Find the word "Einstellungen" in the material below and gather every line that contains it.

Extracted records
____________

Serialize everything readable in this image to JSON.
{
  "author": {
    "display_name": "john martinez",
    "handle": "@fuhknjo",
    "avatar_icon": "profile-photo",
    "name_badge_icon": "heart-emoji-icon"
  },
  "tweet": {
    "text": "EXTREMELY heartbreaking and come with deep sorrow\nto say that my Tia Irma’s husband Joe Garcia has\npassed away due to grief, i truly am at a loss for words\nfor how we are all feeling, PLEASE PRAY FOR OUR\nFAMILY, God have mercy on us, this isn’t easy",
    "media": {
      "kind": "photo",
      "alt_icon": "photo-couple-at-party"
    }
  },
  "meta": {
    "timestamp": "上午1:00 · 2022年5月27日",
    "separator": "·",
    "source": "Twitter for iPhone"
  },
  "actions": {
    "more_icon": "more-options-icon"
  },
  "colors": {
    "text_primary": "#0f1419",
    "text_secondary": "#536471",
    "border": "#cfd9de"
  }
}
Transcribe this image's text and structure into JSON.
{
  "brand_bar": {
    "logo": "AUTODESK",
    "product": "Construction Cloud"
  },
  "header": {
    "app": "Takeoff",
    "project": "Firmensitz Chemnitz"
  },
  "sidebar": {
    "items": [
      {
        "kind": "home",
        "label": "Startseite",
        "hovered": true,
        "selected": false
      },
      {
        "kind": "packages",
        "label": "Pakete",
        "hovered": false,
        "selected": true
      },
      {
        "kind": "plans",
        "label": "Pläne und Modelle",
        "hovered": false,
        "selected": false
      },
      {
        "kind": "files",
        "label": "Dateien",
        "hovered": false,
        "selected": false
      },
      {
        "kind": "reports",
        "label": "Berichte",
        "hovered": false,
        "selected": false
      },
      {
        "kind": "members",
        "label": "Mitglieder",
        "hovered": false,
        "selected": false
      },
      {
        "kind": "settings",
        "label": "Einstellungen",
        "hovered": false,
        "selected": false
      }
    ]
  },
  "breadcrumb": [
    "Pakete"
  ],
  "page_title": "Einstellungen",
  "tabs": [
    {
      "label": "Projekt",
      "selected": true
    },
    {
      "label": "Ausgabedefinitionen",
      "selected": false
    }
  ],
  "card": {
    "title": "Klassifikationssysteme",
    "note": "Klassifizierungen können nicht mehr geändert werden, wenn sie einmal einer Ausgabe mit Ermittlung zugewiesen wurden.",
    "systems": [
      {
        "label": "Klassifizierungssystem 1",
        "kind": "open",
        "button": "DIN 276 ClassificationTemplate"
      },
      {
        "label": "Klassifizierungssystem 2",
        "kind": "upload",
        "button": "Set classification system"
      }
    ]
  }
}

____________

◆ The reply ◆
        "label": "Einstellungen",
  "page_title": "Einstellungen",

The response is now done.